▶ _Selected passage_
Content starts

Re: slightly OT "Desktop Database" options
by bpphillips (Friar) on Oct 06, 2004 at 19:41 UTC
    MySQL AB does provide a couple different GUI applications that I use frequently (they might be a little bit more fully featured than what you need but I thought they were worth mentioning). The first option listed below is no longer actively developed as they are transitioning to the second option listed (which is currently in beta):

    Copied from
    MySQL Control Center
    MySQL Control Center (or MySQLCC) is a GUI client that works alongside the MySQL database server. Built using Trolltech's Qt application toolkit, MySQLCC makes it easy to create databases and tables, write and execute SQL queries (in a syntax-highlighting editor), examine the contents of your tables directly, and back up or fine-tune your server setup. It supports both local and remote servers, and all table types.

    MySQL Query Browser
    The MySQL Query Browser is a graphical tool provided by MySQL AB for creating, executing, and optimizing queries in a graphical environment. Where the MySQL Administrator is designed to administer a MySQL server, the MySQL Query Browser is designed to help you query and analyze data stored within your MySQL database. While all queries executed in the MySQL Query Browser could also be performed in the mysql command-line utility, the MySQL Query Browser allows for the querying and editing of data in a more intuitive, graphical manner.
Re: slightly OT "Desktop Database" options
by hmerrill (Friar) on Oct 06, 2004 at 17:55 UTC
    As you were already considering MySQL, you might also consider PostgreSQL. And there are a number of projects on "" that offer gui front-end's to either MySQL or PostgreSQL.

Content ends

[Dataset entries]
Content starts

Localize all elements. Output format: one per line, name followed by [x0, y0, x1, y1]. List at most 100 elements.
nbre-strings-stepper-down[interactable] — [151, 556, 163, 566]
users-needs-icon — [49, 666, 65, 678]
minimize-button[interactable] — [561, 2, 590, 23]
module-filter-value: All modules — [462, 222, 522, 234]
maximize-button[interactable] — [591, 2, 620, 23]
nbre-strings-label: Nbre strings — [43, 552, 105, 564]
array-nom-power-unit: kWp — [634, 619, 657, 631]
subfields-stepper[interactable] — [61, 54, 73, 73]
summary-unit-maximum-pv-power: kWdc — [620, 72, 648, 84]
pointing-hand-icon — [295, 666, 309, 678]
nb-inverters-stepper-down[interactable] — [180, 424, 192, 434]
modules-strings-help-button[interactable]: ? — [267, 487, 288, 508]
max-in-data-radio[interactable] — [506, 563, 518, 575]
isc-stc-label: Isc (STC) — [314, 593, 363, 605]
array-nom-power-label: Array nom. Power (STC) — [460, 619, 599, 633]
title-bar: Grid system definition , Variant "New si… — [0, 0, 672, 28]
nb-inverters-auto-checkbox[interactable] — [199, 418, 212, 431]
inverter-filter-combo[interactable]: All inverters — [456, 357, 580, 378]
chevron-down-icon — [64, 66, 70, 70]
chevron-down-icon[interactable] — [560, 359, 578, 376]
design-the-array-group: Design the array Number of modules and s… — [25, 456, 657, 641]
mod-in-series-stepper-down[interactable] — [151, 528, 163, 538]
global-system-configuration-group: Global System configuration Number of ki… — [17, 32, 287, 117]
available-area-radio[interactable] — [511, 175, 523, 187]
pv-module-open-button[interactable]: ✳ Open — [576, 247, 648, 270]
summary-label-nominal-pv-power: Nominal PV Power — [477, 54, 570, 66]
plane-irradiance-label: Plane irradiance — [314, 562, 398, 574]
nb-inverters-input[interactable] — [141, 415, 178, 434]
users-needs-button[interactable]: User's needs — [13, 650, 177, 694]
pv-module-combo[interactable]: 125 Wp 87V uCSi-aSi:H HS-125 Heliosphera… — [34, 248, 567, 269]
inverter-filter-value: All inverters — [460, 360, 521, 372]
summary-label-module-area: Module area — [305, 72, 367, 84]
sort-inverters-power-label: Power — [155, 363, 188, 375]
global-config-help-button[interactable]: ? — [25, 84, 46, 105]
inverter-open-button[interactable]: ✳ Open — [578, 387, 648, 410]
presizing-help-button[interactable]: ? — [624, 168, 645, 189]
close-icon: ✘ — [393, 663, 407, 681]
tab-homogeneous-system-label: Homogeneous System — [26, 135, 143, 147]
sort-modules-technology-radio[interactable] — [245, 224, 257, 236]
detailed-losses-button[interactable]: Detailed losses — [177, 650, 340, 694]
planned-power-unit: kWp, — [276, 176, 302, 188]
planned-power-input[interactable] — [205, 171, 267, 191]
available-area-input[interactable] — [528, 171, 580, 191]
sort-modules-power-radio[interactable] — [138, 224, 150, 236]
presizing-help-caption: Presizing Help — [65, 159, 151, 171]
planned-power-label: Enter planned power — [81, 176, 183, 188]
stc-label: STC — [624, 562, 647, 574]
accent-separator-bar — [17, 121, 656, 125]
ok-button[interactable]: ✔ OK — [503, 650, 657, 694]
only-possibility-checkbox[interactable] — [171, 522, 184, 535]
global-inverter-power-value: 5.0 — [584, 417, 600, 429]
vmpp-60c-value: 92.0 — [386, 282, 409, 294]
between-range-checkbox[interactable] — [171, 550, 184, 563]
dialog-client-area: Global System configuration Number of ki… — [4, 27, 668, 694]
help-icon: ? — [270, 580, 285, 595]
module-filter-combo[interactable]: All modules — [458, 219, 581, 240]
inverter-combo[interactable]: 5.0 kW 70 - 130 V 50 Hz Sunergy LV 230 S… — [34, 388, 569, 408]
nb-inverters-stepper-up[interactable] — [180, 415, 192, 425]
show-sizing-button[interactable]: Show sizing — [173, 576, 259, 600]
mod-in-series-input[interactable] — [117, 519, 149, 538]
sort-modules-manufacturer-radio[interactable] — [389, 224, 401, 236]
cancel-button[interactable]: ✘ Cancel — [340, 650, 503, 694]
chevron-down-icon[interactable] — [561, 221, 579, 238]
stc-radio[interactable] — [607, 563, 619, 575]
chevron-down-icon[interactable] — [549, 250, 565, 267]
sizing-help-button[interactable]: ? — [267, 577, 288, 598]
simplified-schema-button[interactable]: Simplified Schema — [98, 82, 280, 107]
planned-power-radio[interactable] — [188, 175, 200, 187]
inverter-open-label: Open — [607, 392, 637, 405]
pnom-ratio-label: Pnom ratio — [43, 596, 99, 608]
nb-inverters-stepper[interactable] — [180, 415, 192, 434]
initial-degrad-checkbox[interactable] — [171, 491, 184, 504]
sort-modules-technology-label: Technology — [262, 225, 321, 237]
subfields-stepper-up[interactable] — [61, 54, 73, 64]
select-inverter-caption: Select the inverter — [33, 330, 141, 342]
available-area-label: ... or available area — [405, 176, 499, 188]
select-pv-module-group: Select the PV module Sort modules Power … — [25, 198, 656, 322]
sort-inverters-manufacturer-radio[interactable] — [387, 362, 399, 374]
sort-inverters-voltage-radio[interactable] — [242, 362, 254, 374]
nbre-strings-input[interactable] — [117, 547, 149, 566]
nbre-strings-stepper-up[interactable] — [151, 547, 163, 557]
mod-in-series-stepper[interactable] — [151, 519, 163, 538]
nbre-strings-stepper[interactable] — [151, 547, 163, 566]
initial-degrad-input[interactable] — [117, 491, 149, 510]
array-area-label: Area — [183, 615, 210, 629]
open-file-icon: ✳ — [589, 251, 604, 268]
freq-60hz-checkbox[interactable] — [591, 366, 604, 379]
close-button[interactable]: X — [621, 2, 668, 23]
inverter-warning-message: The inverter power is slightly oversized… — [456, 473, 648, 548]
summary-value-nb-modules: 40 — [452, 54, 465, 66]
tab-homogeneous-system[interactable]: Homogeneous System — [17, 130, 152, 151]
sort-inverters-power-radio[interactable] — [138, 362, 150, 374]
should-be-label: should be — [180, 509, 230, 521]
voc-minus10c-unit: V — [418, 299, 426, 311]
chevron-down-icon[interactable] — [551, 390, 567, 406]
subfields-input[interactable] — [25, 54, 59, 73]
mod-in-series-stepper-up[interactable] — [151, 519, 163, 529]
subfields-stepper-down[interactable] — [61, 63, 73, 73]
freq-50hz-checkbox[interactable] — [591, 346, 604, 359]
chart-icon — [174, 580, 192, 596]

Content ends

▶ _Directions_
[1] Answer these questions about the forum replies on desktop database options:
(a) Which application toolkit was used to build MySQL Control Center?
(b) Which database does the reply by hmerrill suggest considering in addition to MySQL?
(c) What is the MySQL Administrator designed to do?
[2] Print the forum replies from "Copied from" up to and including "all table types.".

▶ _Expected outputs_
[1]
(a) Trolltech's Qt application toolkit
(b) PostgreSQL
(c) To administer a MySQL server

[2]
Copied from
    MySQL Control Center
    MySQL Control Center (or MySQLCC) is a GUI client that works alongside the MySQL database server. Built using Trolltech's Qt application toolkit, MySQLCC makes it easy to create databases and tables, write and execute SQL queries (in a syntax-highlighting editor), examine the contents of your tables directly, and back up or fine-tune your server setup. It supports both local and remote servers, and all table types.